━━━━━ PROVIDED MATERIAL ━━━━━

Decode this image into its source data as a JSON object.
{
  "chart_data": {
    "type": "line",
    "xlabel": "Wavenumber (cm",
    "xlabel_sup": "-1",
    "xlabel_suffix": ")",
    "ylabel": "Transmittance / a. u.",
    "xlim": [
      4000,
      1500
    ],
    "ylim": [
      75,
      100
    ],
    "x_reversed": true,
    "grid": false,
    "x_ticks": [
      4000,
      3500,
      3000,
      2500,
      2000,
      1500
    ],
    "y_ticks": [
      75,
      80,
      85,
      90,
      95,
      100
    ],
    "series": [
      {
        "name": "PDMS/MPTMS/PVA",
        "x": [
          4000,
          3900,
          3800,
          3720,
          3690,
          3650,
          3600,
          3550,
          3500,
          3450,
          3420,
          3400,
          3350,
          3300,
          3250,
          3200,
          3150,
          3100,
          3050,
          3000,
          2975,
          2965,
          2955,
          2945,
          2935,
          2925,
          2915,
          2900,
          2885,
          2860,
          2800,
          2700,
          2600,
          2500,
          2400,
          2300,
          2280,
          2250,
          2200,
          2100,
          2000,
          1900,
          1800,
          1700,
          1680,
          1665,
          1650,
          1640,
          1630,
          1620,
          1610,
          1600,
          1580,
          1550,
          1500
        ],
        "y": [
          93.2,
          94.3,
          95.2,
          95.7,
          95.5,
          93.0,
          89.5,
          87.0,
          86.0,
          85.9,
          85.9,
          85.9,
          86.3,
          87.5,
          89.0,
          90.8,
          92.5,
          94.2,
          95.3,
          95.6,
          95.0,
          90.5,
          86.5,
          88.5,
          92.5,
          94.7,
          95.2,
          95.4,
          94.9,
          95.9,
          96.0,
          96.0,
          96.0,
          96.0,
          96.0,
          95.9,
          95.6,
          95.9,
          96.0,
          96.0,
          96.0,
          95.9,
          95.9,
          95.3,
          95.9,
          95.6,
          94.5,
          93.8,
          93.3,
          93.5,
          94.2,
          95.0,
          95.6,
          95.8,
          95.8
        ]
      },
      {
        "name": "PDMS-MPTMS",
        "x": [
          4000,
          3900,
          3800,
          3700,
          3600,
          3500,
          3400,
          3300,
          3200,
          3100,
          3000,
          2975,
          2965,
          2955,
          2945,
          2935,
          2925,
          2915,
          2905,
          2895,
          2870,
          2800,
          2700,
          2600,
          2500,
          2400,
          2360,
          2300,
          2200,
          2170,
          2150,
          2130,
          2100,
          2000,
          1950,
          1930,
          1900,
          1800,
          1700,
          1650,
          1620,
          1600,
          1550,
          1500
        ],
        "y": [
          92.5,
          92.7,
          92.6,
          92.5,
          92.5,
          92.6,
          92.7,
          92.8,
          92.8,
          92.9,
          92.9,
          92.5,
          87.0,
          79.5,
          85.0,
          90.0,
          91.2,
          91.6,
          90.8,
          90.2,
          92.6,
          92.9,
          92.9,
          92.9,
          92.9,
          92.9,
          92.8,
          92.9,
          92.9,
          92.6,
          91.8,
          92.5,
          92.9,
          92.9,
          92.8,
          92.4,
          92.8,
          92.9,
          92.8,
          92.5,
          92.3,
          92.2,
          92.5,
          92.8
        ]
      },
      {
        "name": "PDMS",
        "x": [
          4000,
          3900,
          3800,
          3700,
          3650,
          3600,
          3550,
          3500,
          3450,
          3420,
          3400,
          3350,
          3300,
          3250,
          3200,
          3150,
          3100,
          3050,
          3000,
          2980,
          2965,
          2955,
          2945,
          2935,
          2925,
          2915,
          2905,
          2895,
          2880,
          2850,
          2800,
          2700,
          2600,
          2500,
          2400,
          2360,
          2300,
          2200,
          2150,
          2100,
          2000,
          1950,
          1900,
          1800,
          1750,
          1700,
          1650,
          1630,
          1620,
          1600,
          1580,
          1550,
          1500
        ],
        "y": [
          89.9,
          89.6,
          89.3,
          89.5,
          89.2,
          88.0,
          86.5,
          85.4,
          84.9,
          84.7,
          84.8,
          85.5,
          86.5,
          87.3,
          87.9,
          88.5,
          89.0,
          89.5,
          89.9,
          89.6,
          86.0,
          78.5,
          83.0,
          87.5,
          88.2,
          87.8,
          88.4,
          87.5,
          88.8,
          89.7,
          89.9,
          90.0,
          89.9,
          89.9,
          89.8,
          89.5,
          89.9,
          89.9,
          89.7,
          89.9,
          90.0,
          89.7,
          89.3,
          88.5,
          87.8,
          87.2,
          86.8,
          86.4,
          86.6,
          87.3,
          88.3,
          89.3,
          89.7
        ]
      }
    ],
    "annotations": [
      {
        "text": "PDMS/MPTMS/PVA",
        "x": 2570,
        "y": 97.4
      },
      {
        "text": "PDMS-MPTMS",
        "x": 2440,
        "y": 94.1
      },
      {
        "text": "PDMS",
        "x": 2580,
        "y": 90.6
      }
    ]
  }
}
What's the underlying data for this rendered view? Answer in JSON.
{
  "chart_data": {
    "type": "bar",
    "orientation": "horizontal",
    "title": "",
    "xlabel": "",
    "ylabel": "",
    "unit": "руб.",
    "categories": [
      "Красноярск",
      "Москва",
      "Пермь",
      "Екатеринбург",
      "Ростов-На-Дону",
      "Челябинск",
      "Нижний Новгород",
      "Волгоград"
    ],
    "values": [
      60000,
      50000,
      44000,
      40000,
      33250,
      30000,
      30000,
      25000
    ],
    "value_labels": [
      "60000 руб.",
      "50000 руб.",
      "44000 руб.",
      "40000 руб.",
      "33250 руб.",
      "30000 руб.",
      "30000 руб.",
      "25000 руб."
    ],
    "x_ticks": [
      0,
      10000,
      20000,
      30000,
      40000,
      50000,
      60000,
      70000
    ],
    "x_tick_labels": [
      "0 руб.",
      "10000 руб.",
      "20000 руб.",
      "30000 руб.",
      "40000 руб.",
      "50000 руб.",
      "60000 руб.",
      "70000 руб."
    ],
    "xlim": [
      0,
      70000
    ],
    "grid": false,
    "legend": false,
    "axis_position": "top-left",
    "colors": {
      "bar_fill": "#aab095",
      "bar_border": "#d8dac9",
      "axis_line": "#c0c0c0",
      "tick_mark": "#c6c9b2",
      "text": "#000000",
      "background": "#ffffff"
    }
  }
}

━━━━━

◆ SHORT EXERCISE ◆
Search the listing for the string "JSON". Copy each line where it turns up.

◆ TASK OUTPUT ◆
Decode this image into its source data as a JSON object.
What's the underlying data for this rendered view? Answer in JSON.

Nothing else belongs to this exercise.